Records from a collection:
--- Start ---

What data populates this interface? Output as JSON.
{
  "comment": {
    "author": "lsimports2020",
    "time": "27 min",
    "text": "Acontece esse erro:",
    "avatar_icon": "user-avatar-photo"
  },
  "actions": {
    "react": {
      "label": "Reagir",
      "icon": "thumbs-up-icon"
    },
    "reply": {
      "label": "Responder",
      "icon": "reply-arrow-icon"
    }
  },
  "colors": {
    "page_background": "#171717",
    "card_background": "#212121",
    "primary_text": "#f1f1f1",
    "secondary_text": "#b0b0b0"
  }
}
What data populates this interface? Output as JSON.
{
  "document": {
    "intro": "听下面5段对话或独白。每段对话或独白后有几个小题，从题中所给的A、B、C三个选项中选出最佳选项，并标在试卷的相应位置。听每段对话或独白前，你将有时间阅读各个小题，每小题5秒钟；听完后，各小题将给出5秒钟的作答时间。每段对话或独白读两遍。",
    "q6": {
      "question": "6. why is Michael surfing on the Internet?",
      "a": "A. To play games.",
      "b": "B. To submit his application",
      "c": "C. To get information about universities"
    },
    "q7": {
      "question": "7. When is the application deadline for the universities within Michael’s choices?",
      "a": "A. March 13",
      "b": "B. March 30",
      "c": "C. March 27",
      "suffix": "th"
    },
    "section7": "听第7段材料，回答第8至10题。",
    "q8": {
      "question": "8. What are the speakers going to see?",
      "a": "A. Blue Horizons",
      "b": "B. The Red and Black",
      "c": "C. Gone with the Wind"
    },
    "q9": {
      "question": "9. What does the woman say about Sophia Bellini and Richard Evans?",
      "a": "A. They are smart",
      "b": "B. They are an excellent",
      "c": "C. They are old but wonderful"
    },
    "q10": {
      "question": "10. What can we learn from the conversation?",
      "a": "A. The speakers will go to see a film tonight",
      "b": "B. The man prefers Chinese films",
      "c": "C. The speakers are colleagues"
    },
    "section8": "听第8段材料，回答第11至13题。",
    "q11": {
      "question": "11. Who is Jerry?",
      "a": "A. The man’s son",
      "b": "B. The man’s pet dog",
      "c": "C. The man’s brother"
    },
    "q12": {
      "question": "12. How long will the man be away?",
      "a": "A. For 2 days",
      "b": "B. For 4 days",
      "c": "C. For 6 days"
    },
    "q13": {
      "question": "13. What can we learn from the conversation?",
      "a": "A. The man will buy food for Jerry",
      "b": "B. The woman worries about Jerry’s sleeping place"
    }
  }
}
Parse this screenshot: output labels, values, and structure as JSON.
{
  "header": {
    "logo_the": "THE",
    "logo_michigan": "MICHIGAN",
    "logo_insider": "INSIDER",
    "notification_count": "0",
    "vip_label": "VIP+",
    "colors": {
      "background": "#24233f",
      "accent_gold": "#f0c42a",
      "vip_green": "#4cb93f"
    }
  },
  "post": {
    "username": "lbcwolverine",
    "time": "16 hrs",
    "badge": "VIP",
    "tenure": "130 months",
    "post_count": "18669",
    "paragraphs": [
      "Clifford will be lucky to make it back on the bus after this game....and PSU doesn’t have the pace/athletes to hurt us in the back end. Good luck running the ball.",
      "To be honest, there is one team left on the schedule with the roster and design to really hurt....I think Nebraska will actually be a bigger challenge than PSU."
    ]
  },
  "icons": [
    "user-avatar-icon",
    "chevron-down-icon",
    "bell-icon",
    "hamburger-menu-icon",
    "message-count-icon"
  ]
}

--- End ---

### Exercise description
How many lines in the listing above contain the string "Jerry"? Answer with the number only.

### Answer to the task
3